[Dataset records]
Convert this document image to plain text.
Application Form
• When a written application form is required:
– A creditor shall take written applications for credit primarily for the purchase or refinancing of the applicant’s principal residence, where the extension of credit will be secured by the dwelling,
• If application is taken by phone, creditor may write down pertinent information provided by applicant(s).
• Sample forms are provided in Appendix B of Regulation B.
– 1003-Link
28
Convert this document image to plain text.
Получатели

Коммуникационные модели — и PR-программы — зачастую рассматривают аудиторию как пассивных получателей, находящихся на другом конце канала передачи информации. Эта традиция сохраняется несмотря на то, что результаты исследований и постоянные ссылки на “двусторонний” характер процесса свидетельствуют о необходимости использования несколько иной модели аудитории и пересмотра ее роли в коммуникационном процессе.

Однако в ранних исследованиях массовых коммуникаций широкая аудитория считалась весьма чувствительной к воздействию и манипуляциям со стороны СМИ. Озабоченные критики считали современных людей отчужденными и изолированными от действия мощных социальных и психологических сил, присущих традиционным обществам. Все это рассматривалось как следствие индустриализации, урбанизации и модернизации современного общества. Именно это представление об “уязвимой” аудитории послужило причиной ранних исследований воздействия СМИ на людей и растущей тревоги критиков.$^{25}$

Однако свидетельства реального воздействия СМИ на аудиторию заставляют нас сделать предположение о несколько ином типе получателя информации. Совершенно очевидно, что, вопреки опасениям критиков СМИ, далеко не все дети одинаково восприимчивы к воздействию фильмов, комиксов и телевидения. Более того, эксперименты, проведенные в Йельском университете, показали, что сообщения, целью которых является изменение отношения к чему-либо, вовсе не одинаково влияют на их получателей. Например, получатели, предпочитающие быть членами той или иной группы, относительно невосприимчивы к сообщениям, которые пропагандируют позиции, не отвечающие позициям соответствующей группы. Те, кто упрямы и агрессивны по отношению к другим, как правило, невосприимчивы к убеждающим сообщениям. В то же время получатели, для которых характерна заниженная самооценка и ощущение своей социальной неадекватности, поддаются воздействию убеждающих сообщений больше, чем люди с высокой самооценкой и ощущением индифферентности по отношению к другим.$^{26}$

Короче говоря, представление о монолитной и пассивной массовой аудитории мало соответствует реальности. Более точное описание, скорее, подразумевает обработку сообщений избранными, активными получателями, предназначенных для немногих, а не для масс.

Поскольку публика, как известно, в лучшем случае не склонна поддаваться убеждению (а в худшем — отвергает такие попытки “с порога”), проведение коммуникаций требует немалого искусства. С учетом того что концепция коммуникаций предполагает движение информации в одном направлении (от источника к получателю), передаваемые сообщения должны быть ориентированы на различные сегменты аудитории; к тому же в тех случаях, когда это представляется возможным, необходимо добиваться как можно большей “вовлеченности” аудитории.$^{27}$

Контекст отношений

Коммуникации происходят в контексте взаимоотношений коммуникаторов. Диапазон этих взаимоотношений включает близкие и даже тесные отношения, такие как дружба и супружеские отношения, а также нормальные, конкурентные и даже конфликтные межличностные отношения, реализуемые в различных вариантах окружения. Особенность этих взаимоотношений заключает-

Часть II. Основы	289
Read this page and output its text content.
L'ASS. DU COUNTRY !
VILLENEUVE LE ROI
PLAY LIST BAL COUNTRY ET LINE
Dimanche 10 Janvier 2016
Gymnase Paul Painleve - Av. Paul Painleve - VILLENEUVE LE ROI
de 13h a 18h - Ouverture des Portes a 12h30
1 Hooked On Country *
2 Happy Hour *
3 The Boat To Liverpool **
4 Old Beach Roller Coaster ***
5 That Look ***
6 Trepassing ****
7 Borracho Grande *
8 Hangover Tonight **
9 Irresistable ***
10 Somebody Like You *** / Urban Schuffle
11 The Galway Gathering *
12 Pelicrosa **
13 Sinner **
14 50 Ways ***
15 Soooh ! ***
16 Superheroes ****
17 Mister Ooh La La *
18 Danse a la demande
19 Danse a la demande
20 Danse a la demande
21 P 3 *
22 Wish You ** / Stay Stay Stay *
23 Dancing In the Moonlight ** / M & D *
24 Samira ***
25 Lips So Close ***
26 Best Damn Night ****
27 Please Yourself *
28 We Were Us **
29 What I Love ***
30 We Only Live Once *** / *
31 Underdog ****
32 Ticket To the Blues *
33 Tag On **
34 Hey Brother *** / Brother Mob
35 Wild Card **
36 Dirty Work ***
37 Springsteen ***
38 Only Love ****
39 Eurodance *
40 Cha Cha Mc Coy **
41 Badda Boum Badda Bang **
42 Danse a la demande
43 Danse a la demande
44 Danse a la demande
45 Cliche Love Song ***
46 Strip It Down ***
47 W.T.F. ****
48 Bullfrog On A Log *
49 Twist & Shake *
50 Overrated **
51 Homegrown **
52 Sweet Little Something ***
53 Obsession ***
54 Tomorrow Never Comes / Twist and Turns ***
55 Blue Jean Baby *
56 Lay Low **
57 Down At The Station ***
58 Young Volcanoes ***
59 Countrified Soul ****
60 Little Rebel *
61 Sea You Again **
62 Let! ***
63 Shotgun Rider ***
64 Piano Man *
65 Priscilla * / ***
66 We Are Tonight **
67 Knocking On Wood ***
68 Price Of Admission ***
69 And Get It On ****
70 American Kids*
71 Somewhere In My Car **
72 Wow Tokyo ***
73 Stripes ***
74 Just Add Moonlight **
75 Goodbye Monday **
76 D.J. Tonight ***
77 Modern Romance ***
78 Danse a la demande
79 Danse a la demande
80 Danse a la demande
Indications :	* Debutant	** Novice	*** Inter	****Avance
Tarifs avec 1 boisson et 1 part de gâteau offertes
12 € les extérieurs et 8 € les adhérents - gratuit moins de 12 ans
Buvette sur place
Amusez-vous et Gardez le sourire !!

▶ [WORK TO DO] Your task is to repeat the data exactly; please include every line.

▶ [WORKED SOLUTION]
Convert this document image to plain text.
Application Form
• When a written application form is required:
– A creditor shall take written applications for credit primarily for the purchase or refinancing of the applicant’s principal residence, where the extension of credit will be secured by the dwelling,
• If application is taken by phone, creditor may write down pertinent information provided by applicant(s).
• Sample forms are provided in Appendix B of Regulation B.
– 1003-Link
28
Convert this document image to plain text.
Получатели

Коммуникационные модели — и PR-программы — зачастую рассматривают аудиторию как пассивных получателей, находящихся на другом конце канала передачи информации. Эта традиция сохраняется несмотря на то, что результаты исследований и постоянные ссылки на “двусторонний” характер процесса свидетельствуют о необходимости использования несколько иной модели аудитории и пересмотра ее роли в коммуникационном процессе.

Однако в ранних исследованиях массовых коммуникаций широкая аудитория считалась весьма чувствительной к воздействию и манипуляциям со стороны СМИ. Озабоченные критики считали современных людей отчужденными и изолированными от действия мощных социальных и психологических сил, присущих традиционным обществам. Все это рассматривалось как следствие индустриализации, урбанизации и модернизации современного общества. Именно это представление об “уязвимой” аудитории послужило причиной ранних исследований воздействия СМИ на людей и растущей тревоги критиков.$^{25}$

Однако свидетельства реального воздействия СМИ на аудиторию заставляют нас сделать предположение о несколько ином типе получателя информации. Совершенно очевидно, что, вопреки опасениям критиков СМИ, далеко не все дети одинаково восприимчивы к воздействию фильмов, комиксов и телевидения. Более того, эксперименты, проведенные в Йельском университете, показали, что сообщения, целью которых является изменение отношения к чему-либо, вовсе не одинаково влияют на их получателей. Например, получатели, предпочитающие быть членами той или иной группы, относительно невосприимчивы к сообщениям, которые пропагандируют позиции, не отвечающие позициям соответствующей группы. Те, кто упрямы и агрессивны по отношению к другим, как правило, невосприимчивы к убеждающим сообщениям. В то же время получатели, для которых характерна заниженная самооценка и ощущение своей социальной неадекватности, поддаются воздействию убеждающих сообщений больше, чем люди с высокой самооценкой и ощущением индифферентности по отношению к другим.$^{26}$

Короче говоря, представление о монолитной и пассивной массовой аудитории мало соответствует реальности. Более точное описание, скорее, подразумевает обработку сообщений избранными, активными получателями, предназначенных для немногих, а не для масс.

Поскольку публика, как известно, в лучшем случае не склонна поддаваться убеждению (а в худшем — отвергает такие попытки “с порога”), проведение коммуникаций требует немалого искусства. С учетом того что концепция коммуникаций предполагает движение информации в одном направлении (от источника к получателю), передаваемые сообщения должны быть ориентированы на различные сегменты аудитории; к тому же в тех случаях, когда это представляется возможным, необходимо добиваться как можно большей “вовлеченности” аудитории.$^{27}$

Контекст отношений

Коммуникации происходят в контексте взаимоотношений коммуникаторов. Диапазон этих взаимоотношений включает близкие и даже тесные отношения, такие как дружба и супружеские отношения, а также нормальные, конкурентные и даже конфликтные межличностные отношения, реализуемые в различных вариантах окружения. Особенность этих взаимоотношений заключает-

Часть II. Основы	289
Read this page and output its text content.
L'ASS. DU COUNTRY !
VILLENEUVE LE ROI
PLAY LIST BAL COUNTRY ET LINE
Dimanche 10 Janvier 2016
Gymnase Paul Painleve - Av. Paul Painleve - VILLENEUVE LE ROI
de 13h a 18h - Ouverture des Portes a 12h30
1 Hooked On Country *
2 Happy Hour *
3 The Boat To Liverpool **
4 Old Beach Roller Coaster ***
5 That Look ***
6 Trepassing ****
7 Borracho Grande *
8 Hangover Tonight **
9 Irresistable ***
10 Somebody Like You *** / Urban Schuffle
11 The Galway Gathering *
12 Pelicrosa **
13 Sinner **
14 50 Ways ***
15 Soooh ! ***
16 Superheroes ****
17 Mister Ooh La La *
18 Danse a la demande
19 Danse a la demande
20 Danse a la demande
21 P 3 *
22 Wish You ** / Stay Stay Stay *
23 Dancing In the Moonlight ** / M & D *
24 Samira ***
25 Lips So Close ***
26 Best Damn Night ****
27 Please Yourself *
28 We Were Us **
29 What I Love ***
30 We Only Live Once *** / *
31 Underdog ****
32 Ticket To the Blues *
33 Tag On **
34 Hey Brother *** / Brother Mob
35 Wild Card **
36 Dirty Work ***
37 Springsteen ***
38 Only Love ****
39 Eurodance *
40 Cha Cha Mc Coy **
41 Badda Boum Badda Bang **
42 Danse a la demande
43 Danse a la demande
44 Danse a la demande
45 Cliche Love Song ***
46 Strip It Down ***
47 W.T.F. ****
48 Bullfrog On A Log *
49 Twist & Shake *
50 Overrated **
51 Homegrown **
52 Sweet Little Something ***
53 Obsession ***
54 Tomorrow Never Comes / Twist and Turns ***
55 Blue Jean Baby *
56 Lay Low **
57 Down At The Station ***
58 Young Volcanoes ***
59 Countrified Soul ****
60 Little Rebel *
61 Sea You Again **
62 Let! ***
63 Shotgun Rider ***
64 Piano Man *
65 Priscilla * / ***
66 We Are Tonight **
67 Knocking On Wood ***
68 Price Of Admission ***
69 And Get It On ****
70 American Kids*
71 Somewhere In My Car **
72 Wow Tokyo ***
73 Stripes ***
74 Just Add Moonlight **
75 Goodbye Monday **
76 D.J. Tonight ***
77 Modern Romance ***
78 Danse a la demande
79 Danse a la demande
80 Danse a la demande
Indications :	* Debutant	** Novice	*** Inter	****Avance
Tarifs avec 1 boisson et 1 part de gâteau offertes
12 € les extérieurs et 8 € les adhérents - gratuit moins de 12 ans
Buvette sur place
Amusez-vous et Gardez le sourire !!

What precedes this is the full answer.